*DATA LINES*:
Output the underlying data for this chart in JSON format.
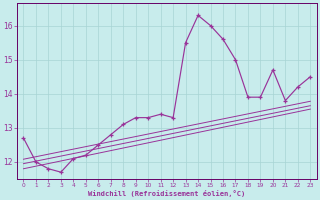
{
  "background_color": "#c8ecec",
  "grid_color": "#a8d4d4",
  "line_color": "#993399",
  "spine_color": "#660066",
  "xlim": [
    -0.5,
    23.5
  ],
  "ylim": [
    11.5,
    16.65
  ],
  "xtick_vals": [
    0,
    1,
    2,
    3,
    4,
    5,
    6,
    7,
    8,
    9,
    10,
    11,
    12,
    13,
    14,
    15,
    16,
    17,
    18,
    19,
    20,
    21,
    22,
    23
  ],
  "ytick_vals": [
    12,
    13,
    14,
    15,
    16
  ],
  "xlabel": "Windchill (Refroidissement éolien,°C)",
  "hours": [
    0,
    1,
    2,
    3,
    4,
    5,
    6,
    7,
    8,
    9,
    10,
    11,
    12,
    13,
    14,
    15,
    16,
    17,
    18,
    19,
    20,
    21,
    22,
    23
  ],
  "temps": [
    12.7,
    12.0,
    11.8,
    11.7,
    12.1,
    12.2,
    12.5,
    12.8,
    13.1,
    13.3,
    13.3,
    13.4,
    13.3,
    15.5,
    16.3,
    16.0,
    15.6,
    15.0,
    13.9,
    13.9,
    14.7,
    13.8,
    14.2,
    14.5
  ],
  "trend1_x": [
    0,
    23
  ],
  "trend1_y": [
    11.8,
    13.55
  ],
  "trend2_x": [
    0,
    23
  ],
  "trend2_y": [
    11.95,
    13.65
  ],
  "trend3_x": [
    0,
    23
  ],
  "trend3_y": [
    12.08,
    13.78
  ]
}
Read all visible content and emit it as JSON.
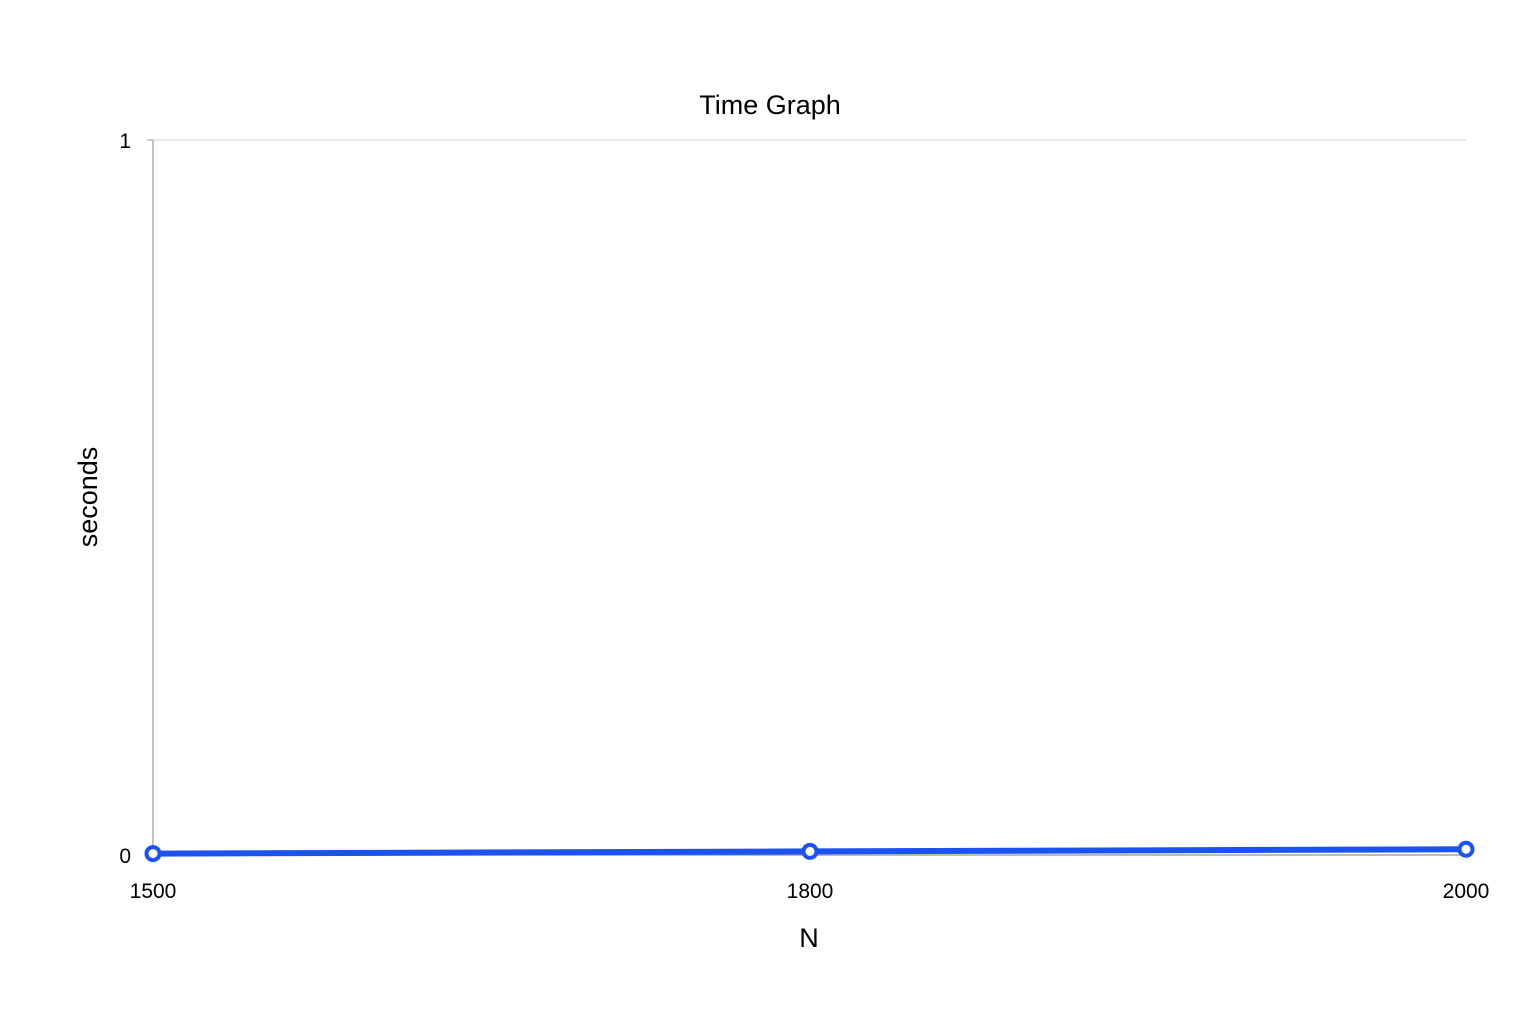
{
  "chart_data": {
    "type": "line",
    "title": "Time Graph",
    "xlabel": "N",
    "ylabel": "seconds",
    "x_ticks": [
      "1500",
      "1800",
      "2000"
    ],
    "y_ticks": [
      "0",
      "1"
    ],
    "ylim": [
      0,
      1
    ],
    "grid": true,
    "legend": "none",
    "series": [
      {
        "x": [
          "1500",
          "1800",
          "2000"
        ],
        "values": [
          0.002,
          0.005,
          0.008
        ],
        "color": "#1a53f0"
      }
    ]
  }
}
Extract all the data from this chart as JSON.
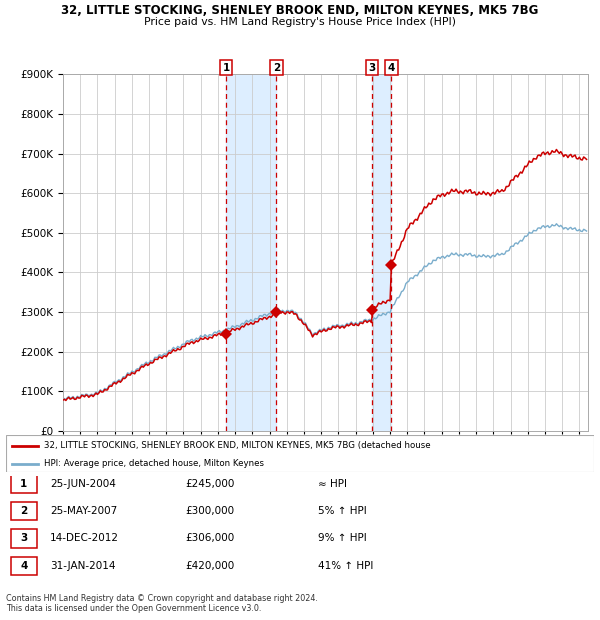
{
  "title_line1": "32, LITTLE STOCKING, SHENLEY BROOK END, MILTON KEYNES, MK5 7BG",
  "title_line2": "Price paid vs. HM Land Registry's House Price Index (HPI)",
  "legend_label_red": "32, LITTLE STOCKING, SHENLEY BROOK END, MILTON KEYNES, MK5 7BG (detached house",
  "legend_label_blue": "HPI: Average price, detached house, Milton Keynes",
  "footer": "Contains HM Land Registry data © Crown copyright and database right 2024.\nThis data is licensed under the Open Government Licence v3.0.",
  "transactions": [
    {
      "num": 1,
      "date": "25-JUN-2004",
      "price": 245000,
      "note": "≈ HPI",
      "decimal_date": 2004.48
    },
    {
      "num": 2,
      "date": "25-MAY-2007",
      "price": 300000,
      "note": "5% ↑ HPI",
      "decimal_date": 2007.4
    },
    {
      "num": 3,
      "date": "14-DEC-2012",
      "price": 306000,
      "note": "9% ↑ HPI",
      "decimal_date": 2012.95
    },
    {
      "num": 4,
      "date": "31-JAN-2014",
      "price": 420000,
      "note": "41% ↑ HPI",
      "decimal_date": 2014.08
    }
  ],
  "red_color": "#cc0000",
  "blue_color": "#7aadcc",
  "shade_color": "#ddeeff",
  "grid_color": "#cccccc",
  "bg_color": "#ffffff",
  "ylim": [
    0,
    900000
  ],
  "yticks": [
    0,
    100000,
    200000,
    300000,
    400000,
    500000,
    600000,
    700000,
    800000,
    900000
  ],
  "xlim_start": 1995.0,
  "xlim_end": 2025.5
}
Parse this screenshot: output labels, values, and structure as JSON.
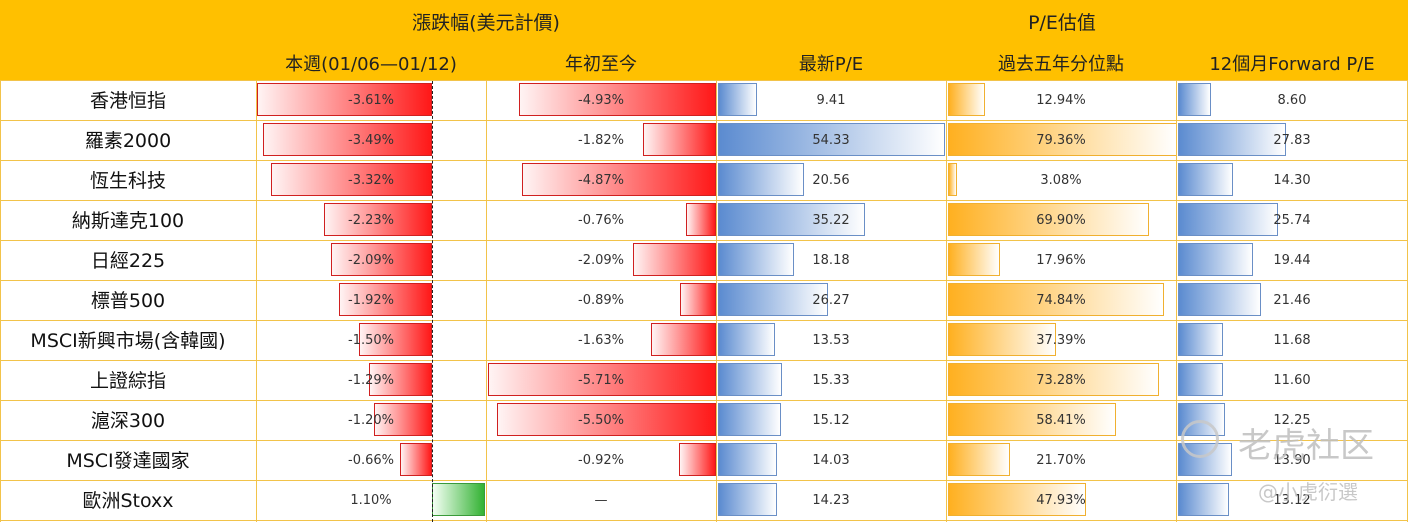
{
  "header": {
    "group_change": "漲跌幅(美元計價)",
    "group_pe": "P/E估值",
    "col_week": "本週(01/06—01/12)",
    "col_ytd": "年初至今",
    "col_pe": "最新P/E",
    "col_pct": "過去五年分位點",
    "col_fwd": "12個月Forward P/E"
  },
  "rows": [
    {
      "name": "香港恒指",
      "week": -3.61,
      "week_label": "-3.61%",
      "ytd": -4.93,
      "ytd_label": "-4.93%",
      "pe": 9.41,
      "pe_label": "9.41",
      "pct": 12.94,
      "pct_label": "12.94%",
      "fwd": 8.6,
      "fwd_label": "8.60"
    },
    {
      "name": "羅素2000",
      "week": -3.49,
      "week_label": "-3.49%",
      "ytd": -1.82,
      "ytd_label": "-1.82%",
      "pe": 54.33,
      "pe_label": "54.33",
      "pct": 79.36,
      "pct_label": "79.36%",
      "fwd": 27.83,
      "fwd_label": "27.83"
    },
    {
      "name": "恆生科技",
      "week": -3.32,
      "week_label": "-3.32%",
      "ytd": -4.87,
      "ytd_label": "-4.87%",
      "pe": 20.56,
      "pe_label": "20.56",
      "pct": 3.08,
      "pct_label": "3.08%",
      "fwd": 14.3,
      "fwd_label": "14.30"
    },
    {
      "name": "納斯達克100",
      "week": -2.23,
      "week_label": "-2.23%",
      "ytd": -0.76,
      "ytd_label": "-0.76%",
      "pe": 35.22,
      "pe_label": "35.22",
      "pct": 69.9,
      "pct_label": "69.90%",
      "fwd": 25.74,
      "fwd_label": "25.74"
    },
    {
      "name": "日經225",
      "week": -2.09,
      "week_label": "-2.09%",
      "ytd": -2.09,
      "ytd_label": "-2.09%",
      "pe": 18.18,
      "pe_label": "18.18",
      "pct": 17.96,
      "pct_label": "17.96%",
      "fwd": 19.44,
      "fwd_label": "19.44"
    },
    {
      "name": "標普500",
      "week": -1.92,
      "week_label": "-1.92%",
      "ytd": -0.89,
      "ytd_label": "-0.89%",
      "pe": 26.27,
      "pe_label": "26.27",
      "pct": 74.84,
      "pct_label": "74.84%",
      "fwd": 21.46,
      "fwd_label": "21.46"
    },
    {
      "name": "MSCI新興市場(含韓國)",
      "week": -1.5,
      "week_label": "-1.50%",
      "ytd": -1.63,
      "ytd_label": "-1.63%",
      "pe": 13.53,
      "pe_label": "13.53",
      "pct": 37.39,
      "pct_label": "37.39%",
      "fwd": 11.68,
      "fwd_label": "11.68"
    },
    {
      "name": "上證綜指",
      "week": -1.29,
      "week_label": "-1.29%",
      "ytd": -5.71,
      "ytd_label": "-5.71%",
      "pe": 15.33,
      "pe_label": "15.33",
      "pct": 73.28,
      "pct_label": "73.28%",
      "fwd": 11.6,
      "fwd_label": "11.60"
    },
    {
      "name": "滬深300",
      "week": -1.2,
      "week_label": "-1.20%",
      "ytd": -5.5,
      "ytd_label": "-5.50%",
      "pe": 15.12,
      "pe_label": "15.12",
      "pct": 58.41,
      "pct_label": "58.41%",
      "fwd": 12.25,
      "fwd_label": "12.25"
    },
    {
      "name": "MSCI發達國家",
      "week": -0.66,
      "week_label": "-0.66%",
      "ytd": -0.92,
      "ytd_label": "-0.92%",
      "pe": 14.03,
      "pe_label": "14.03",
      "pct": 21.7,
      "pct_label": "21.70%",
      "fwd": 13.9,
      "fwd_label": "13.90"
    },
    {
      "name": "歐洲Stoxx",
      "week": 1.1,
      "week_label": "1.10%",
      "ytd": null,
      "ytd_label": "—",
      "pe": 14.23,
      "pe_label": "14.23",
      "pct": 47.93,
      "pct_label": "47.93%",
      "fwd": 13.12,
      "fwd_label": "13.12"
    }
  ],
  "colors": {
    "header": "#ffc000",
    "negative": "#ff1818",
    "positive": "#33b233",
    "pe_bar": "#5b8bd0",
    "percentile_bar": "#ffb020"
  },
  "watermark": {
    "brand": "老虎社区",
    "handle": "@小虎衍選",
    "icon": "tiger-logo-icon"
  }
}
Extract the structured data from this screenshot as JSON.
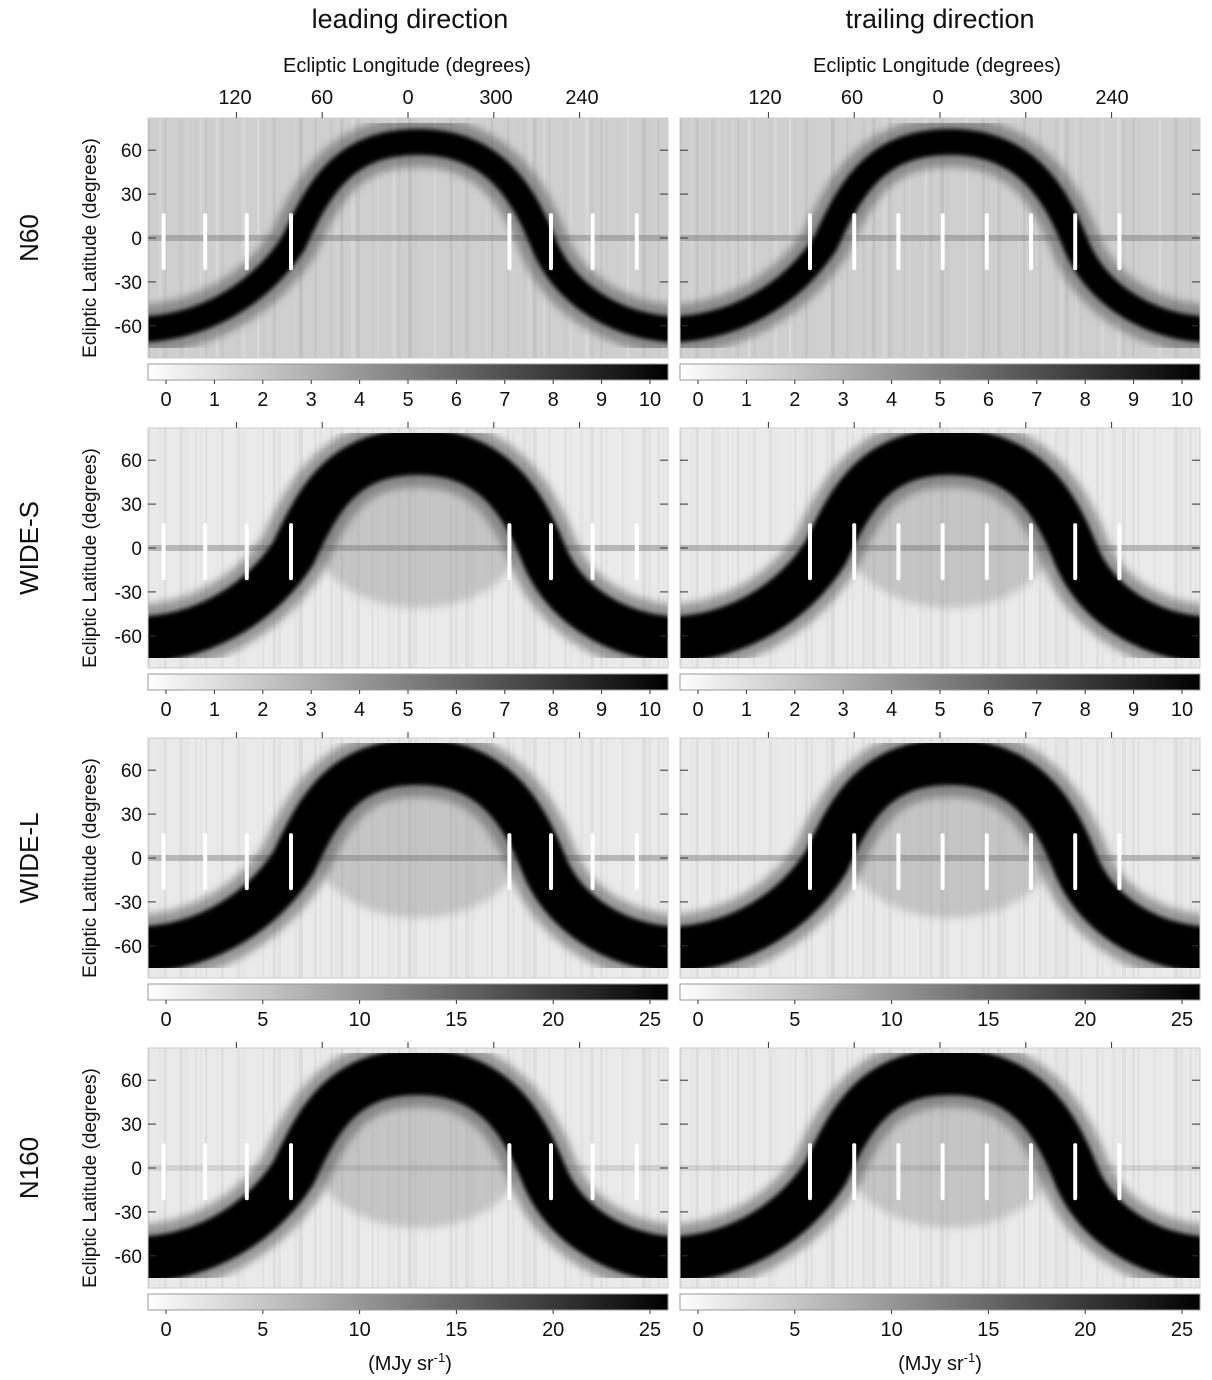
{
  "figure": {
    "columns": [
      {
        "title": "leading direction",
        "xlabel": "Ecliptic Longitude (degrees)"
      },
      {
        "title": "trailing direction",
        "xlabel": "Ecliptic Longitude (degrees)"
      }
    ],
    "longitude_ticks": [
      "120",
      "60",
      "0",
      "300",
      "240"
    ],
    "latitude_ticks": [
      "60",
      "30",
      "0",
      "-30",
      "-60"
    ],
    "ylabel": "Ecliptic Latitude (degrees)",
    "unit_label": "(MJy sr",
    "unit_sup": "-1",
    "unit_close": ")"
  },
  "chart_data": {
    "type": "heatmap",
    "description_values": "all-sky ecliptic maps, grayscale, darker = brighter surface brightness",
    "rows": [
      {
        "band": "N60",
        "colorbar": {
          "min": 0,
          "max": 10,
          "ticks": [
            "0",
            "1",
            "2",
            "3",
            "4",
            "5",
            "6",
            "7",
            "8",
            "9",
            "10"
          ]
        }
      },
      {
        "band": "WIDE-S",
        "colorbar": {
          "min": 0,
          "max": 10,
          "ticks": [
            "0",
            "1",
            "2",
            "3",
            "4",
            "5",
            "6",
            "7",
            "8",
            "9",
            "10"
          ]
        }
      },
      {
        "band": "WIDE-L",
        "colorbar": {
          "min": 0,
          "max": 25,
          "ticks": [
            "0",
            "5",
            "10",
            "15",
            "20",
            "25"
          ]
        }
      },
      {
        "band": "N160",
        "colorbar": {
          "min": 0,
          "max": 25,
          "ticks": [
            "0",
            "5",
            "10",
            "15",
            "20",
            "25"
          ]
        }
      }
    ],
    "colormap": {
      "low": "#ffffff",
      "high": "#000000"
    }
  }
}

*AIM OF THE EXERCISE*: Scan the lines above for "note", then copy every one that has it.

*FINISHED ANSWER*:
      "note": "≈ HPI",
      "note": "5% ↑ HPI",
      "note": "9% ↑ HPI",
      "note": "41% ↑ HPI",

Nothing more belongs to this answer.